THE RECORDS:
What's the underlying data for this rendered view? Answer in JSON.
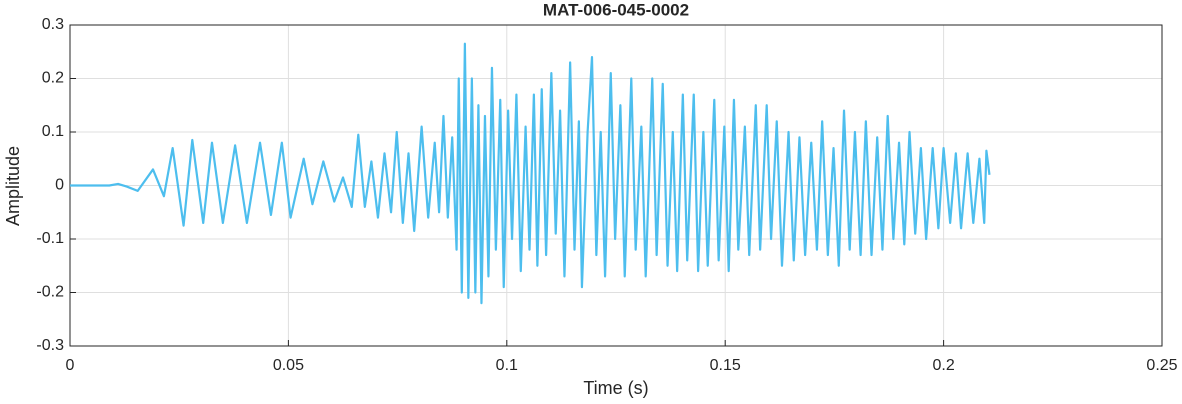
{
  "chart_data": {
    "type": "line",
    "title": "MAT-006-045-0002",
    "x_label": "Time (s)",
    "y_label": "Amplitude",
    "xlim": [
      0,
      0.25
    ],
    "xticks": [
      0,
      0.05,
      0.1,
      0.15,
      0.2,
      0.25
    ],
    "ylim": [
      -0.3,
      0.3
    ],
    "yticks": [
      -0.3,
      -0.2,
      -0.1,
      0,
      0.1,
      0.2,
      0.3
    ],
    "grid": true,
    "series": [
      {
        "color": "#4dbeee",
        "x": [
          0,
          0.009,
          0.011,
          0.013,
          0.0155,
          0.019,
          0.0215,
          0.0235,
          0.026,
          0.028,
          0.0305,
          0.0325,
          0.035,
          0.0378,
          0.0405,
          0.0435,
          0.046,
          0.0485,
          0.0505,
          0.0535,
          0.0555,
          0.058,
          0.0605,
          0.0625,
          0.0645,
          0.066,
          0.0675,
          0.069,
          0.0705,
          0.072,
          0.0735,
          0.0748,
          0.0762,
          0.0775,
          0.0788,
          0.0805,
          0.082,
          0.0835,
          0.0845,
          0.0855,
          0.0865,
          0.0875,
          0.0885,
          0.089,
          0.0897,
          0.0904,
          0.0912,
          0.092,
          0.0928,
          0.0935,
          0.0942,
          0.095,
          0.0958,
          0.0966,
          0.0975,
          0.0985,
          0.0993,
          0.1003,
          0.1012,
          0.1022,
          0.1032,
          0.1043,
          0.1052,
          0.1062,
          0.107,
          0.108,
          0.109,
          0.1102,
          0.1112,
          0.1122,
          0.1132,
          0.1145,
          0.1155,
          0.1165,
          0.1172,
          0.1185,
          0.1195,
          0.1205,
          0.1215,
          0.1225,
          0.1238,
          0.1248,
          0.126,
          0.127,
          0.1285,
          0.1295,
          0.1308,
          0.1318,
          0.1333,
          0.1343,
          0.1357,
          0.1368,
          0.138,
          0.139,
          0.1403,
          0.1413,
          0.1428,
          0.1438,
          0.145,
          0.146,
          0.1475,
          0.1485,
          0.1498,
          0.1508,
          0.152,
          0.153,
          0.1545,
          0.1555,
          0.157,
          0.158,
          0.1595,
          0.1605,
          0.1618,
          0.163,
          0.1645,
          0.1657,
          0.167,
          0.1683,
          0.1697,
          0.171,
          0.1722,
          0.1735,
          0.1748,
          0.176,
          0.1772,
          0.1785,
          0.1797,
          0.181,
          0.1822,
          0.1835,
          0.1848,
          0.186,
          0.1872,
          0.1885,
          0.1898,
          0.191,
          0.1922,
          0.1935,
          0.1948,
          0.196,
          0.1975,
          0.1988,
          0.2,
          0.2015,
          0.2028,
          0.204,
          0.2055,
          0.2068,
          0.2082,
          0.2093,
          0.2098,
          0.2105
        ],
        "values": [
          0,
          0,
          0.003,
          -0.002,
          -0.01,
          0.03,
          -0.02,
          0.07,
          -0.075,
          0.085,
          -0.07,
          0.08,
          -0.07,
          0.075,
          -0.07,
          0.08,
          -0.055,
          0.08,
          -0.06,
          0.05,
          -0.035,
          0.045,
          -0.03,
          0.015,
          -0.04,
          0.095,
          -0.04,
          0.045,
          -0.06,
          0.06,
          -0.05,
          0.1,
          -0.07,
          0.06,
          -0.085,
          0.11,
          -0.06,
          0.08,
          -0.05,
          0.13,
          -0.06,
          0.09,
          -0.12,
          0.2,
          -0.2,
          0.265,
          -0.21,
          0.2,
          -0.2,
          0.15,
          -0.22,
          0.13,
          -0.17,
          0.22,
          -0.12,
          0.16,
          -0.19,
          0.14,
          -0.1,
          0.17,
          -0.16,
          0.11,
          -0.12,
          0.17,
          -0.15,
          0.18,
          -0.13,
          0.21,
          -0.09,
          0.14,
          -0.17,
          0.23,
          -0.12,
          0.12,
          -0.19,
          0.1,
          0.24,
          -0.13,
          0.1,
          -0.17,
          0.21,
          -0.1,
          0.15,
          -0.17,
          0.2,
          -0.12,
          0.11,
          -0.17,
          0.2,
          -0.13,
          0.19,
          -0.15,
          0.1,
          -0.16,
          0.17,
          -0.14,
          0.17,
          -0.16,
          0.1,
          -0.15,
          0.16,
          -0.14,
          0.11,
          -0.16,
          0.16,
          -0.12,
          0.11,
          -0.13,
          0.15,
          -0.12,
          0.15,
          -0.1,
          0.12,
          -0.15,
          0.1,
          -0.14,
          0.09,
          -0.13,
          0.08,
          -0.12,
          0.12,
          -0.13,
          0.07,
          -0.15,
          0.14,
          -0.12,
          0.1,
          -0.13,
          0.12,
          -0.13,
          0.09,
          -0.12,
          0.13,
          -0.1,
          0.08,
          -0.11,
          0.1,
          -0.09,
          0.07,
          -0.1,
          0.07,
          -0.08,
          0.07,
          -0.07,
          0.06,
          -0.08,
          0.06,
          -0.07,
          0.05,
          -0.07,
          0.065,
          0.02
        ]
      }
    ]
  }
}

REQUIRED WORK: Set down the material above as is, without any pictures.

WORKED SOLUTION:
What's the underlying data for this rendered view? Answer in JSON.
{
  "chart_data": {
    "type": "line",
    "title": "MAT-006-045-0002",
    "x_label": "Time (s)",
    "y_label": "Amplitude",
    "xlim": [
      0,
      0.25
    ],
    "xticks": [
      0,
      0.05,
      0.1,
      0.15,
      0.2,
      0.25
    ],
    "ylim": [
      -0.3,
      0.3
    ],
    "yticks": [
      -0.3,
      -0.2,
      -0.1,
      0,
      0.1,
      0.2,
      0.3
    ],
    "grid": true,
    "series": [
      {
        "color": "#4dbeee",
        "x": [
          0,
          0.009,
          0.011,
          0.013,
          0.0155,
          0.019,
          0.0215,
          0.0235,
          0.026,
          0.028,
          0.0305,
          0.0325,
          0.035,
          0.0378,
          0.0405,
          0.0435,
          0.046,
          0.0485,
          0.0505,
          0.0535,
          0.0555,
          0.058,
          0.0605,
          0.0625,
          0.0645,
          0.066,
          0.0675,
          0.069,
          0.0705,
          0.072,
          0.0735,
          0.0748,
          0.0762,
          0.0775,
          0.0788,
          0.0805,
          0.082,
          0.0835,
          0.0845,
          0.0855,
          0.0865,
          0.0875,
          0.0885,
          0.089,
          0.0897,
          0.0904,
          0.0912,
          0.092,
          0.0928,
          0.0935,
          0.0942,
          0.095,
          0.0958,
          0.0966,
          0.0975,
          0.0985,
          0.0993,
          0.1003,
          0.1012,
          0.1022,
          0.1032,
          0.1043,
          0.1052,
          0.1062,
          0.107,
          0.108,
          0.109,
          0.1102,
          0.1112,
          0.1122,
          0.1132,
          0.1145,
          0.1155,
          0.1165,
          0.1172,
          0.1185,
          0.1195,
          0.1205,
          0.1215,
          0.1225,
          0.1238,
          0.1248,
          0.126,
          0.127,
          0.1285,
          0.1295,
          0.1308,
          0.1318,
          0.1333,
          0.1343,
          0.1357,
          0.1368,
          0.138,
          0.139,
          0.1403,
          0.1413,
          0.1428,
          0.1438,
          0.145,
          0.146,
          0.1475,
          0.1485,
          0.1498,
          0.1508,
          0.152,
          0.153,
          0.1545,
          0.1555,
          0.157,
          0.158,
          0.1595,
          0.1605,
          0.1618,
          0.163,
          0.1645,
          0.1657,
          0.167,
          0.1683,
          0.1697,
          0.171,
          0.1722,
          0.1735,
          0.1748,
          0.176,
          0.1772,
          0.1785,
          0.1797,
          0.181,
          0.1822,
          0.1835,
          0.1848,
          0.186,
          0.1872,
          0.1885,
          0.1898,
          0.191,
          0.1922,
          0.1935,
          0.1948,
          0.196,
          0.1975,
          0.1988,
          0.2,
          0.2015,
          0.2028,
          0.204,
          0.2055,
          0.2068,
          0.2082,
          0.2093,
          0.2098,
          0.2105
        ],
        "values": [
          0,
          0,
          0.003,
          -0.002,
          -0.01,
          0.03,
          -0.02,
          0.07,
          -0.075,
          0.085,
          -0.07,
          0.08,
          -0.07,
          0.075,
          -0.07,
          0.08,
          -0.055,
          0.08,
          -0.06,
          0.05,
          -0.035,
          0.045,
          -0.03,
          0.015,
          -0.04,
          0.095,
          -0.04,
          0.045,
          -0.06,
          0.06,
          -0.05,
          0.1,
          -0.07,
          0.06,
          -0.085,
          0.11,
          -0.06,
          0.08,
          -0.05,
          0.13,
          -0.06,
          0.09,
          -0.12,
          0.2,
          -0.2,
          0.265,
          -0.21,
          0.2,
          -0.2,
          0.15,
          -0.22,
          0.13,
          -0.17,
          0.22,
          -0.12,
          0.16,
          -0.19,
          0.14,
          -0.1,
          0.17,
          -0.16,
          0.11,
          -0.12,
          0.17,
          -0.15,
          0.18,
          -0.13,
          0.21,
          -0.09,
          0.14,
          -0.17,
          0.23,
          -0.12,
          0.12,
          -0.19,
          0.1,
          0.24,
          -0.13,
          0.1,
          -0.17,
          0.21,
          -0.1,
          0.15,
          -0.17,
          0.2,
          -0.12,
          0.11,
          -0.17,
          0.2,
          -0.13,
          0.19,
          -0.15,
          0.1,
          -0.16,
          0.17,
          -0.14,
          0.17,
          -0.16,
          0.1,
          -0.15,
          0.16,
          -0.14,
          0.11,
          -0.16,
          0.16,
          -0.12,
          0.11,
          -0.13,
          0.15,
          -0.12,
          0.15,
          -0.1,
          0.12,
          -0.15,
          0.1,
          -0.14,
          0.09,
          -0.13,
          0.08,
          -0.12,
          0.12,
          -0.13,
          0.07,
          -0.15,
          0.14,
          -0.12,
          0.1,
          -0.13,
          0.12,
          -0.13,
          0.09,
          -0.12,
          0.13,
          -0.1,
          0.08,
          -0.11,
          0.1,
          -0.09,
          0.07,
          -0.1,
          0.07,
          -0.08,
          0.07,
          -0.07,
          0.06,
          -0.08,
          0.06,
          -0.07,
          0.05,
          -0.07,
          0.065,
          0.02
        ]
      }
    ]
  }
}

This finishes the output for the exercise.